§ Instructions to follow
Which lines below hold the word "layer"? Copy all of them.

§ Data section
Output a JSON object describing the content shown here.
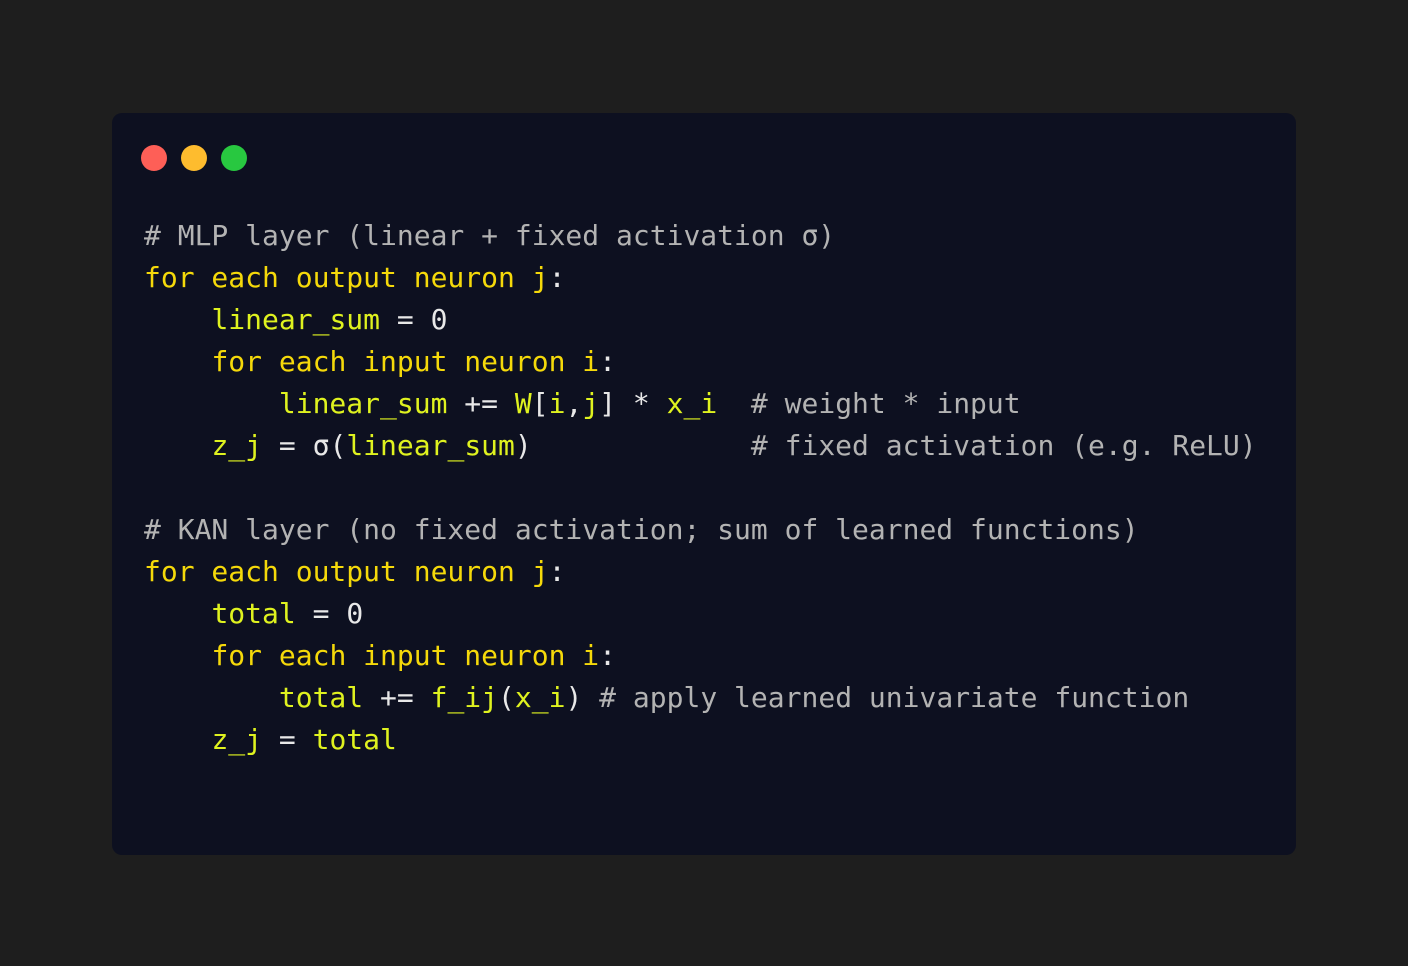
{
  "colors": {
    "page_background": "#1e1e1e",
    "window_background": "#0d1020",
    "dot_close": "#fe5f57",
    "dot_minimize": "#febc2e",
    "dot_maximize": "#28c840",
    "keyword": "#f5d90a",
    "identifier": "#dff21f",
    "comment": "#b3b3b3",
    "operator": "#e8e8e8"
  },
  "window": {
    "controls": [
      "close-dot",
      "minimize-dot",
      "maximize-dot"
    ]
  },
  "code": {
    "lines": [
      [
        {
          "t": "# MLP layer (linear + fixed activation σ)",
          "c": "cm"
        }
      ],
      [
        {
          "t": "for each output neuron j",
          "c": "kw"
        },
        {
          "t": ":",
          "c": "op"
        }
      ],
      [
        {
          "t": "    ",
          "c": "op"
        },
        {
          "t": "linear_sum",
          "c": "id"
        },
        {
          "t": " = ",
          "c": "op"
        },
        {
          "t": "0",
          "c": "num"
        }
      ],
      [
        {
          "t": "    ",
          "c": "op"
        },
        {
          "t": "for each input neuron i",
          "c": "kw"
        },
        {
          "t": ":",
          "c": "op"
        }
      ],
      [
        {
          "t": "        ",
          "c": "op"
        },
        {
          "t": "linear_sum",
          "c": "id"
        },
        {
          "t": " += ",
          "c": "op"
        },
        {
          "t": "W",
          "c": "id"
        },
        {
          "t": "[",
          "c": "op"
        },
        {
          "t": "i",
          "c": "id"
        },
        {
          "t": ",",
          "c": "op"
        },
        {
          "t": "j",
          "c": "id"
        },
        {
          "t": "] * ",
          "c": "op"
        },
        {
          "t": "x_i",
          "c": "id"
        },
        {
          "t": "  # weight * input",
          "c": "cm"
        }
      ],
      [
        {
          "t": "    ",
          "c": "op"
        },
        {
          "t": "z_j",
          "c": "id"
        },
        {
          "t": " = σ(",
          "c": "op"
        },
        {
          "t": "linear_sum",
          "c": "id"
        },
        {
          "t": ")",
          "c": "op"
        },
        {
          "t": "             # fixed activation (e.g. ReLU)",
          "c": "cm"
        }
      ],
      [],
      [
        {
          "t": "# KAN layer (no fixed activation; sum of learned functions)",
          "c": "cm"
        }
      ],
      [
        {
          "t": "for each output neuron j",
          "c": "kw"
        },
        {
          "t": ":",
          "c": "op"
        }
      ],
      [
        {
          "t": "    ",
          "c": "op"
        },
        {
          "t": "total",
          "c": "id"
        },
        {
          "t": " = ",
          "c": "op"
        },
        {
          "t": "0",
          "c": "num"
        }
      ],
      [
        {
          "t": "    ",
          "c": "op"
        },
        {
          "t": "for each input neuron i",
          "c": "kw"
        },
        {
          "t": ":",
          "c": "op"
        }
      ],
      [
        {
          "t": "        ",
          "c": "op"
        },
        {
          "t": "total",
          "c": "id"
        },
        {
          "t": " += ",
          "c": "op"
        },
        {
          "t": "f_ij",
          "c": "id"
        },
        {
          "t": "(",
          "c": "op"
        },
        {
          "t": "x_i",
          "c": "id"
        },
        {
          "t": ")",
          "c": "op"
        },
        {
          "t": " # apply learned univariate function",
          "c": "cm"
        }
      ],
      [
        {
          "t": "    ",
          "c": "op"
        },
        {
          "t": "z_j",
          "c": "id"
        },
        {
          "t": " = ",
          "c": "op"
        },
        {
          "t": "total",
          "c": "id"
        }
      ]
    ]
  }
}
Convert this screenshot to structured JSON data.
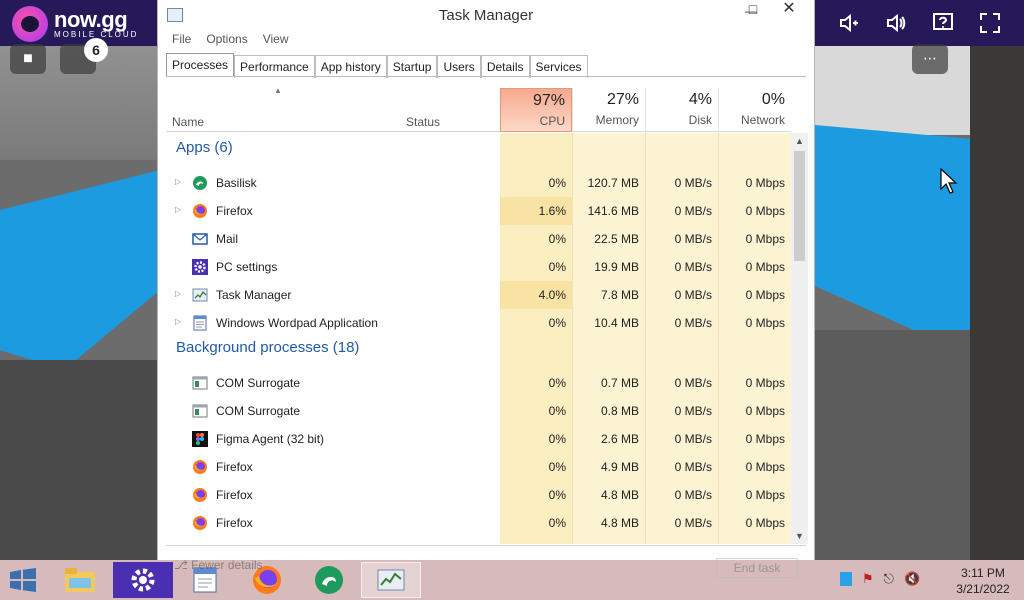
{
  "nowgg": {
    "brand": "now.gg",
    "sub": "MOBILE CLOUD",
    "notification_count": "6"
  },
  "window": {
    "title": "Task Manager",
    "menu": [
      "File",
      "Options",
      "View"
    ],
    "tabs": [
      "Processes",
      "Performance",
      "App history",
      "Startup",
      "Users",
      "Details",
      "Services"
    ],
    "active_tab": "Processes"
  },
  "columns": {
    "name": "Name",
    "status": "Status",
    "cpu": {
      "pct": "97%",
      "label": "CPU"
    },
    "memory": {
      "pct": "27%",
      "label": "Memory"
    },
    "disk": {
      "pct": "4%",
      "label": "Disk"
    },
    "network": {
      "pct": "0%",
      "label": "Network"
    }
  },
  "groups": [
    {
      "title": "Apps (6)",
      "rows": [
        {
          "name": "Basilisk",
          "icon": "basilisk-icon",
          "expand": true,
          "cpu": "0%",
          "mem": "120.7 MB",
          "disk": "0 MB/s",
          "net": "0 Mbps"
        },
        {
          "name": "Firefox",
          "icon": "firefox-icon",
          "expand": true,
          "cpu": "1.6%",
          "mem": "141.6 MB",
          "disk": "0 MB/s",
          "net": "0 Mbps"
        },
        {
          "name": "Mail",
          "icon": "mail-icon",
          "expand": false,
          "cpu": "0%",
          "mem": "22.5 MB",
          "disk": "0 MB/s",
          "net": "0 Mbps"
        },
        {
          "name": "PC settings",
          "icon": "gear-icon",
          "expand": false,
          "cpu": "0%",
          "mem": "19.9 MB",
          "disk": "0 MB/s",
          "net": "0 Mbps"
        },
        {
          "name": "Task Manager",
          "icon": "task-manager-icon",
          "expand": true,
          "cpu": "4.0%",
          "mem": "7.8 MB",
          "disk": "0 MB/s",
          "net": "0 Mbps"
        },
        {
          "name": "Windows Wordpad Application",
          "icon": "wordpad-icon",
          "expand": true,
          "cpu": "0%",
          "mem": "10.4 MB",
          "disk": "0 MB/s",
          "net": "0 Mbps"
        }
      ]
    },
    {
      "title": "Background processes (18)",
      "rows": [
        {
          "name": "COM Surrogate",
          "icon": "com-surrogate-icon",
          "expand": false,
          "cpu": "0%",
          "mem": "0.7 MB",
          "disk": "0 MB/s",
          "net": "0 Mbps"
        },
        {
          "name": "COM Surrogate",
          "icon": "com-surrogate-icon",
          "expand": false,
          "cpu": "0%",
          "mem": "0.8 MB",
          "disk": "0 MB/s",
          "net": "0 Mbps"
        },
        {
          "name": "Figma Agent (32 bit)",
          "icon": "figma-icon",
          "expand": false,
          "cpu": "0%",
          "mem": "2.6 MB",
          "disk": "0 MB/s",
          "net": "0 Mbps"
        },
        {
          "name": "Firefox",
          "icon": "firefox-icon",
          "expand": false,
          "cpu": "0%",
          "mem": "4.9 MB",
          "disk": "0 MB/s",
          "net": "0 Mbps"
        },
        {
          "name": "Firefox",
          "icon": "firefox-icon",
          "expand": false,
          "cpu": "0%",
          "mem": "4.8 MB",
          "disk": "0 MB/s",
          "net": "0 Mbps"
        },
        {
          "name": "Firefox",
          "icon": "firefox-icon",
          "expand": false,
          "cpu": "0%",
          "mem": "4.8 MB",
          "disk": "0 MB/s",
          "net": "0 Mbps"
        }
      ]
    }
  ],
  "footer": {
    "fewer_details": "Fewer details",
    "end_task": "End task"
  },
  "taskbar": {
    "apps": [
      "file-explorer-icon",
      "pc-settings-icon",
      "wordpad-icon",
      "firefox-icon",
      "basilisk-icon",
      "task-manager-icon"
    ],
    "time": "3:11 PM",
    "date": "3/21/2022"
  },
  "colors": {
    "accent_blue": "#1f5aa8",
    "cpu_header": "#f6a98d",
    "metric_stripe": "#fcf3d3",
    "nowgg_bar": "#25195a"
  }
}
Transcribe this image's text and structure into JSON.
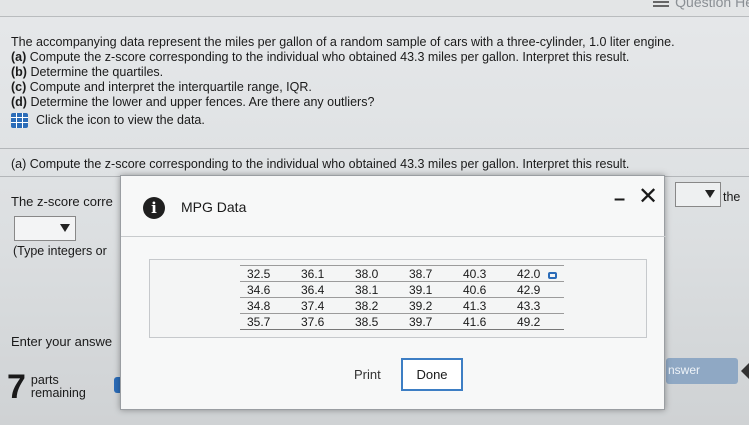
{
  "topbar": {
    "label": "Question He"
  },
  "question": {
    "intro": "The accompanying data represent the miles per gallon of a random sample of cars with a three-cylinder, 1.0 liter engine.",
    "parts": [
      {
        "tag": "(a)",
        "text": "Compute the z-score corresponding to the individual who obtained 43.3 miles per gallon. Interpret this result."
      },
      {
        "tag": "(b)",
        "text": "Determine the quartiles."
      },
      {
        "tag": "(c)",
        "text": "Compute and interpret the interquartile range, IQR."
      },
      {
        "tag": "(d)",
        "text": "Determine the lower and upper fences. Are there any outliers?"
      }
    ],
    "data_link": "Click the icon to view the data."
  },
  "part_a": {
    "heading": "(a) Compute the z-score corresponding to the individual who obtained 43.3 miles per gallon. Interpret this result.",
    "zscore_label": "The z-score corre",
    "type_hint": "(Type integers or",
    "right_text": "the"
  },
  "footer": {
    "enter_answer": "Enter your answe",
    "parts_num": "7",
    "parts_label_1": "parts",
    "parts_label_2": "remaining",
    "check_label": "nswer"
  },
  "modal": {
    "title": "MPG Data",
    "minimize": "–",
    "close": "✕",
    "table": [
      [
        "32.5",
        "36.1",
        "38.0",
        "38.7",
        "40.3",
        "42.0"
      ],
      [
        "34.6",
        "36.4",
        "38.1",
        "39.1",
        "40.6",
        "42.9"
      ],
      [
        "34.8",
        "37.4",
        "38.2",
        "39.2",
        "41.3",
        "43.3"
      ],
      [
        "35.7",
        "37.6",
        "38.5",
        "39.7",
        "41.6",
        "49.2"
      ]
    ],
    "print_label": "Print",
    "done_label": "Done"
  }
}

§ Answer to this task
          "t": "# MLP layer (linear + fixed activation σ)",
          "t": "# KAN layer (no fixed activation; sum of learned functions)",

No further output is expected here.